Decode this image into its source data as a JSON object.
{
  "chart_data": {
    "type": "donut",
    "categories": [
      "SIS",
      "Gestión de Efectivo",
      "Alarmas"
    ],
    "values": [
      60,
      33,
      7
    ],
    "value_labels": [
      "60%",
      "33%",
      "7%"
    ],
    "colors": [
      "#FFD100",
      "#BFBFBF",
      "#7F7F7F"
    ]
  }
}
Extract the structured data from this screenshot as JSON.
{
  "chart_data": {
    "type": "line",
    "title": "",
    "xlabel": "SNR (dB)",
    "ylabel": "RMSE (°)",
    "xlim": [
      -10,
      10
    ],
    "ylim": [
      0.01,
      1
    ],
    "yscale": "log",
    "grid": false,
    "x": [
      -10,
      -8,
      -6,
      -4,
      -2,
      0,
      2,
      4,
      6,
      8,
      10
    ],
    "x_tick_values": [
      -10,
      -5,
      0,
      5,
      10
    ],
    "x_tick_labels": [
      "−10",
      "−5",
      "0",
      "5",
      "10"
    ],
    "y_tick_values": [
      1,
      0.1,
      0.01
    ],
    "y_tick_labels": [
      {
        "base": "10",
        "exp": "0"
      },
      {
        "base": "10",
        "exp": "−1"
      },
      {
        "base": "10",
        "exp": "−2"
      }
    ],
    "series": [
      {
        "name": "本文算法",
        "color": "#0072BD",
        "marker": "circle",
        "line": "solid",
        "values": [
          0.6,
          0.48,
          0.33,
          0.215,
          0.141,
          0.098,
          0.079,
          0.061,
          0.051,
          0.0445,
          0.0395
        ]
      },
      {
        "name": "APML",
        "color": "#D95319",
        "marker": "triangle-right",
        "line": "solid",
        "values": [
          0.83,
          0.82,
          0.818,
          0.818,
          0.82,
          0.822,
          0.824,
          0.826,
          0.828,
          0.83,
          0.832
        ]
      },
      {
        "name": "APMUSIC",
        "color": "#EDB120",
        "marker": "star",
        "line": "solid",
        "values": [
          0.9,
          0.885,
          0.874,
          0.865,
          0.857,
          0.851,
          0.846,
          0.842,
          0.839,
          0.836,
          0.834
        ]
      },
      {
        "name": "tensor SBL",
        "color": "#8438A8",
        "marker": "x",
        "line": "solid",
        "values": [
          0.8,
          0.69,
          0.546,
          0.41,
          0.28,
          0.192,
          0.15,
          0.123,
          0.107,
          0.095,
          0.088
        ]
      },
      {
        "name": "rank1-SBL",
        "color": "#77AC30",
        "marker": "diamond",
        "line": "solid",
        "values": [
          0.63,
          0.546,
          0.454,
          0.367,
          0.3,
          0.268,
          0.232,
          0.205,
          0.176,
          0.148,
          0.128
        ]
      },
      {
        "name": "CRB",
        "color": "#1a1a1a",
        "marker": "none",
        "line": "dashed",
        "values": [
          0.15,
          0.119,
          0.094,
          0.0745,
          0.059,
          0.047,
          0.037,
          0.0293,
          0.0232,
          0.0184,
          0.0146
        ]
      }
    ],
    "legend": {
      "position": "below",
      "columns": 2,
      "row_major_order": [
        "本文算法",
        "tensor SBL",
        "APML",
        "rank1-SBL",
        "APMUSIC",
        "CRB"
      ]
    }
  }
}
□ □ □ □ □
__TO DO__
Retype every entry word for word.

__EXPECTED ANSWER__
Decode this image into its source data as a JSON object.
{
  "chart_data": {
    "type": "donut",
    "categories": [
      "SIS",
      "Gestión de Efectivo",
      "Alarmas"
    ],
    "values": [
      60,
      33,
      7
    ],
    "value_labels": [
      "60%",
      "33%",
      "7%"
    ],
    "colors": [
      "#FFD100",
      "#BFBFBF",
      "#7F7F7F"
    ]
  }
}
Extract the structured data from this screenshot as JSON.
{
  "chart_data": {
    "type": "line",
    "title": "",
    "xlabel": "SNR (dB)",
    "ylabel": "RMSE (°)",
    "xlim": [
      -10,
      10
    ],
    "ylim": [
      0.01,
      1
    ],
    "yscale": "log",
    "grid": false,
    "x": [
      -10,
      -8,
      -6,
      -4,
      -2,
      0,
      2,
      4,
      6,
      8,
      10
    ],
    "x_tick_values": [
      -10,
      -5,
      0,
      5,
      10
    ],
    "x_tick_labels": [
      "−10",
      "−5",
      "0",
      "5",
      "10"
    ],
    "y_tick_values": [
      1,
      0.1,
      0.01
    ],
    "y_tick_labels": [
      {
        "base": "10",
        "exp": "0"
      },
      {
        "base": "10",
        "exp": "−1"
      },
      {
        "base": "10",
        "exp": "−2"
      }
    ],
    "series": [
      {
        "name": "本文算法",
        "color": "#0072BD",
        "marker": "circle",
        "line": "solid",
        "values": [
          0.6,
          0.48,
          0.33,
          0.215,
          0.141,
          0.098,
          0.079,
          0.061,
          0.051,
          0.0445,
          0.0395
        ]
      },
      {
        "name": "APML",
        "color": "#D95319",
        "marker": "triangle-right",
        "line": "solid",
        "values": [
          0.83,
          0.82,
          0.818,
          0.818,
          0.82,
          0.822,
          0.824,
          0.826,
          0.828,
          0.83,
          0.832
        ]
      },
      {
        "name": "APMUSIC",
        "color": "#EDB120",
        "marker": "star",
        "line": "solid",
        "values": [
          0.9,
          0.885,
          0.874,
          0.865,
          0.857,
          0.851,
          0.846,
          0.842,
          0.839,
          0.836,
          0.834
        ]
      },
      {
        "name": "tensor SBL",
        "color": "#8438A8",
        "marker": "x",
        "line": "solid",
        "values": [
          0.8,
          0.69,
          0.546,
          0.41,
          0.28,
          0.192,
          0.15,
          0.123,
          0.107,
          0.095,
          0.088
        ]
      },
      {
        "name": "rank1-SBL",
        "color": "#77AC30",
        "marker": "diamond",
        "line": "solid",
        "values": [
          0.63,
          0.546,
          0.454,
          0.367,
          0.3,
          0.268,
          0.232,
          0.205,
          0.176,
          0.148,
          0.128
        ]
      },
      {
        "name": "CRB",
        "color": "#1a1a1a",
        "marker": "none",
        "line": "dashed",
        "values": [
          0.15,
          0.119,
          0.094,
          0.0745,
          0.059,
          0.047,
          0.037,
          0.0293,
          0.0232,
          0.0184,
          0.0146
        ]
      }
    ],
    "legend": {
      "position": "below",
      "columns": 2,
      "row_major_order": [
        "本文算法",
        "tensor SBL",
        "APML",
        "rank1-SBL",
        "APMUSIC",
        "CRB"
      ]
    }
  }
}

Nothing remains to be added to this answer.